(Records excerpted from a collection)
______

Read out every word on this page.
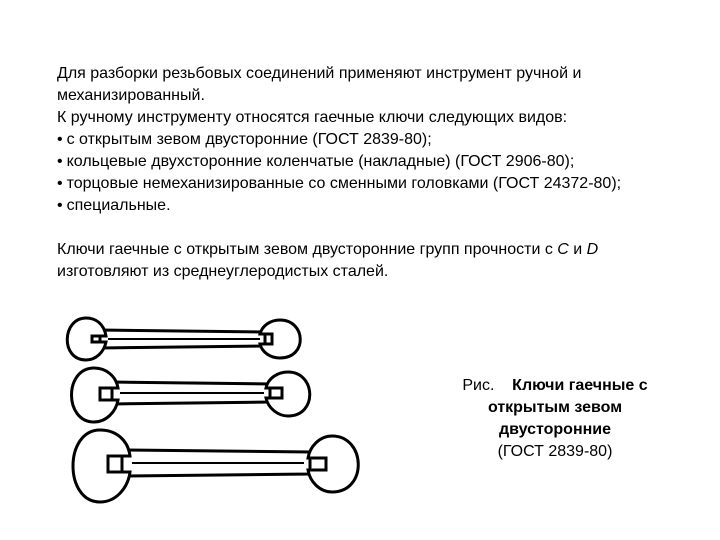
Для разборки резьбовых соединений применяют инструмент ручной и механизированный.

К ручному инструменту относятся гаечные ключи следующих видов:

• с открытым зевом двусторонние (ГОСТ 2839-80);
• кольцевые двухсторонние коленчатые (накладные) (ГОСТ 2906-80);
• торцовые немеханизированные со сменными головками (ГОСТ 24372-80);
• специальные.

Ключи гаечные с открытым зевом двусторонние групп прочности с С и D изготовляют из среднеуглеродистых сталей.

Рис. Ключи гаечные с открытым зевом двусторонние
(ГОСТ 2839-80)
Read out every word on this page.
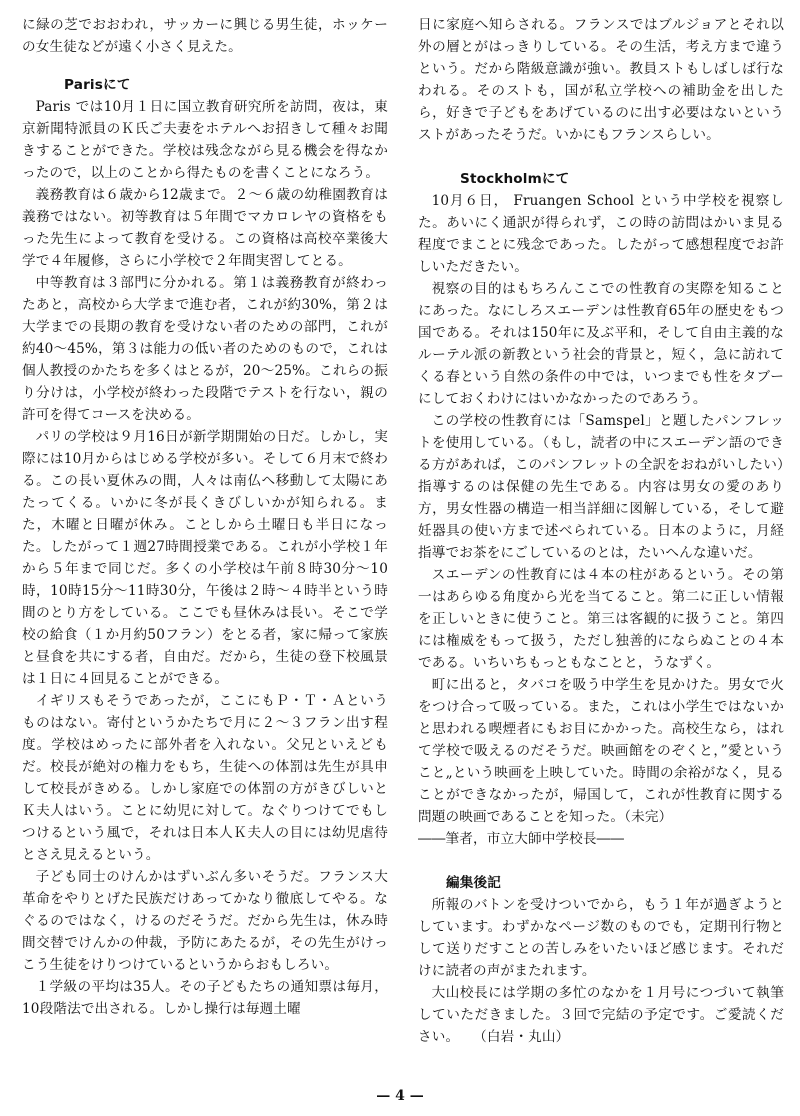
に緑の芝でおおわれ，サッカーに興じる男生徒，ホッケーの女生徒などが遠く小さく見えた。

Parisにて

Paris では10月１日に国立教育研究所を訪問，夜は，東京新聞特派員のＫ氏ご夫妻をホテルへお招きして種々お聞きすることができた。学校は残念ながら見る機会を得なかったので，以上のことから得たものを書くことになろう。

義務教育は６歳から12歳まで。２～６歳の幼稚園教育は義務ではない。初等教育は５年間でマカロレヤの資格をもった先生によって教育を受ける。この資格は高校卒業後大学で４年履修，さらに小学校で２年間実習してとる。

中等教育は３部門に分かれる。第１は義務教育が終わったあと，高校から大学まで進む者，これが約30%，第２は大学までの長期の教育を受けない者のための部門，これが約40～45%，第３は能力の低い者のためのもので，これは個人教授のかたちを多くはとるが，20～25%。これらの振り分けは，小学校が終わった段階でテストを行ない，親の許可を得てコースを決める。

パリの学校は９月16日が新学期開始の日だ。しかし，実際には10月からはじめる学校が多い。そして６月末で終わる。この長い夏休みの間，人々は南仏へ移動して太陽にあたってくる。いかに冬が長くきびしいかが知られる。また，木曜と日曜が休み。ことしから土曜日も半日になった。したがって１週27時間授業である。これが小学校１年から５年まで同じだ。多くの小学校は午前８時30分～10時，10時15分～11時30分，午後は２時～４時半という時間のとり方をしている。ここでも昼休みは長い。そこで学校の給食（１か月約50フラン）をとる者，家に帰って家族と昼食を共にする者，自由だ。だから，生徒の登下校風景は１日に４回見ることができる。

イギリスもそうであったが，ここにもＰ・Ｔ・Ａというものはない。寄付というかたちで月に２～３フラン出す程度。学校はめったに部外者を入れない。父兄といえどもだ。校長が絶対の権力をもち，生徒への体罰は先生が具申して校長がきめる。しかし家庭での体罰の方がきびしいとＫ夫人はいう。ことに幼児に対して。なぐりつけてでもしつけるという風で，それは日本人Ｋ夫人の目には幼児虐待とさえ見えるという。

子ども同士のけんかはずいぶん多いそうだ。フランス大革命をやりとげた民族だけあってかなり徹底してやる。なぐるのではなく，けるのだそうだ。だから先生は，休み時間交替でけんかの仲裁，予防にあたるが，その先生がけっこう生徒をけりつけているというからおもしろい。

１学級の平均は35人。その子どもたちの通知票は毎月，10段階法で出される。しかし操行は毎週土曜

日に家庭へ知らされる。フランスではブルジョアとそれ以外の層とがはっきりしている。その生活，考え方まで違うという。だから階級意識が強い。教員ストもしばしば行なわれる。そのストも，国が私立学校への補助金を出したら，好きで子どもをあげているのに出す必要はないというストがあったそうだ。いかにもフランスらしい。

Stockholmにて

10月６日， Fruangen School という中学校を視察した。あいにく通訳が得られず，この時の訪問はかいま見る程度でまことに残念であった。したがって感想程度でお許しいただきたい。

視察の目的はもちろんここでの性教育の実際を知ることにあった。なにしろスエーデンは性教育65年の歴史をもつ国である。それは150年に及ぶ平和，そして自由主義的なルーテル派の新教という社会的背景と，短く，急に訪れてくる春という自然の条件の中では，いつまでも性をタブーにしておくわけにはいかなかったのであろう。

この学校の性教育には「Samspel」と題したパンフレットを使用している。（もし，読者の中にスエーデン語のできる方があれば，このパンフレットの全訳をおねがいしたい）指導するのは保健の先生である。内容は男女の愛のあり方，男女性器の構造一相当詳細に図解している，そして避妊器具の使い方まで述べられている。日本のように，月経指導でお茶をにごしているのとは，たいへんな違いだ。

スエーデンの性教育には４本の柱があるという。その第一はあらゆる角度から光を当てること。第二に正しい情報を正しいときに使うこと。第三は客観的に扱うこと。第四には権威をもって扱う，ただし独善的にならぬことの４本である。いちいちもっともなことと，うなずく。

町に出ると，タバコを吸う中学生を見かけた。男女で火をつけ合って吸っている。また，これは小学生ではないかと思われる喫煙者にもお目にかかった。高校生なら，はれて学校で吸えるのだそうだ。映画館をのぞくと，”愛ということ„という映画を上映していた。時間の余裕がなく，見ることができなかったが，帰国して，これが性教育に関する問題の映画であることを知った。（未完）

――筆者，市立大師中学校長――

編集後記

所報のバトンを受けついでから，もう１年が過ぎようとしています。わずかなページ数のものでも，定期刊行物として送りだすことの苦しみをいたいほど感じます。それだけに読者の声がまたれます。

大山校長には学期の多忙のなかを１月号につづいて執筆していただきました。３回で完結の予定です。ご愛読ください。　　（白岩・丸山）

— 4 —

______

__YOUR GOAL__.
Write out the entries above verbatim; the pictures do not belong in your copy.

__WRITTEN RESPONSE__.
Read out every word on this page.
Для разборки резьбовых соединений применяют инструмент ручной и механизированный.

К ручному инструменту относятся гаечные ключи следующих видов:

• с открытым зевом двусторонние (ГОСТ 2839-80);
• кольцевые двухсторонние коленчатые (накладные) (ГОСТ 2906-80);
• торцовые немеханизированные со сменными головками (ГОСТ 24372-80);
• специальные.

Ключи гаечные с открытым зевом двусторонние групп прочности с С и D изготовляют из среднеуглеродистых сталей.

Рис. Ключи гаечные с открытым зевом двусторонние
(ГОСТ 2839-80)
Read out every word on this page.
に緑の芝でおおわれ，サッカーに興じる男生徒，ホッケーの女生徒などが遠く小さく見えた。

Parisにて

Paris では10月１日に国立教育研究所を訪問，夜は，東京新聞特派員のＫ氏ご夫妻をホテルへお招きして種々お聞きすることができた。学校は残念ながら見る機会を得なかったので，以上のことから得たものを書くことになろう。

義務教育は６歳から12歳まで。２～６歳の幼稚園教育は義務ではない。初等教育は５年間でマカロレヤの資格をもった先生によって教育を受ける。この資格は高校卒業後大学で４年履修，さらに小学校で２年間実習してとる。

中等教育は３部門に分かれる。第１は義務教育が終わったあと，高校から大学まで進む者，これが約30%，第２は大学までの長期の教育を受けない者のための部門，これが約40～45%，第３は能力の低い者のためのもので，これは個人教授のかたちを多くはとるが，20～25%。これらの振り分けは，小学校が終わった段階でテストを行ない，親の許可を得てコースを決める。

パリの学校は９月16日が新学期開始の日だ。しかし，実際には10月からはじめる学校が多い。そして６月末で終わる。この長い夏休みの間，人々は南仏へ移動して太陽にあたってくる。いかに冬が長くきびしいかが知られる。また，木曜と日曜が休み。ことしから土曜日も半日になった。したがって１週27時間授業である。これが小学校１年から５年まで同じだ。多くの小学校は午前８時30分～10時，10時15分～11時30分，午後は２時～４時半という時間のとり方をしている。ここでも昼休みは長い。そこで学校の給食（１か月約50フラン）をとる者，家に帰って家族と昼食を共にする者，自由だ。だから，生徒の登下校風景は１日に４回見ることができる。

イギリスもそうであったが，ここにもＰ・Ｔ・Ａというものはない。寄付というかたちで月に２～３フラン出す程度。学校はめったに部外者を入れない。父兄といえどもだ。校長が絶対の権力をもち，生徒への体罰は先生が具申して校長がきめる。しかし家庭での体罰の方がきびしいとＫ夫人はいう。ことに幼児に対して。なぐりつけてでもしつけるという風で，それは日本人Ｋ夫人の目には幼児虐待とさえ見えるという。

子ども同士のけんかはずいぶん多いそうだ。フランス大革命をやりとげた民族だけあってかなり徹底してやる。なぐるのではなく，けるのだそうだ。だから先生は，休み時間交替でけんかの仲裁，予防にあたるが，その先生がけっこう生徒をけりつけているというからおもしろい。

１学級の平均は35人。その子どもたちの通知票は毎月，10段階法で出される。しかし操行は毎週土曜

日に家庭へ知らされる。フランスではブルジョアとそれ以外の層とがはっきりしている。その生活，考え方まで違うという。だから階級意識が強い。教員ストもしばしば行なわれる。そのストも，国が私立学校への補助金を出したら，好きで子どもをあげているのに出す必要はないというストがあったそうだ。いかにもフランスらしい。

Stockholmにて

10月６日， Fruangen School という中学校を視察した。あいにく通訳が得られず，この時の訪問はかいま見る程度でまことに残念であった。したがって感想程度でお許しいただきたい。

視察の目的はもちろんここでの性教育の実際を知ることにあった。なにしろスエーデンは性教育65年の歴史をもつ国である。それは150年に及ぶ平和，そして自由主義的なルーテル派の新教という社会的背景と，短く，急に訪れてくる春という自然の条件の中では，いつまでも性をタブーにしておくわけにはいかなかったのであろう。

この学校の性教育には「Samspel」と題したパンフレットを使用している。（もし，読者の中にスエーデン語のできる方があれば，このパンフレットの全訳をおねがいしたい）指導するのは保健の先生である。内容は男女の愛のあり方，男女性器の構造一相当詳細に図解している，そして避妊器具の使い方まで述べられている。日本のように，月経指導でお茶をにごしているのとは，たいへんな違いだ。

スエーデンの性教育には４本の柱があるという。その第一はあらゆる角度から光を当てること。第二に正しい情報を正しいときに使うこと。第三は客観的に扱うこと。第四には権威をもって扱う，ただし独善的にならぬことの４本である。いちいちもっともなことと，うなずく。

町に出ると，タバコを吸う中学生を見かけた。男女で火をつけ合って吸っている。また，これは小学生ではないかと思われる喫煙者にもお目にかかった。高校生なら，はれて学校で吸えるのだそうだ。映画館をのぞくと，”愛ということ„という映画を上映していた。時間の余裕がなく，見ることができなかったが，帰国して，これが性教育に関する問題の映画であることを知った。（未完）

――筆者，市立大師中学校長――

編集後記

所報のバトンを受けついでから，もう１年が過ぎようとしています。わずかなページ数のものでも，定期刊行物として送りだすことの苦しみをいたいほど感じます。それだけに読者の声がまたれます。

大山校長には学期の多忙のなかを１月号につづいて執筆していただきました。３回で完結の予定です。ご愛読ください。　　（白岩・丸山）

— 4 —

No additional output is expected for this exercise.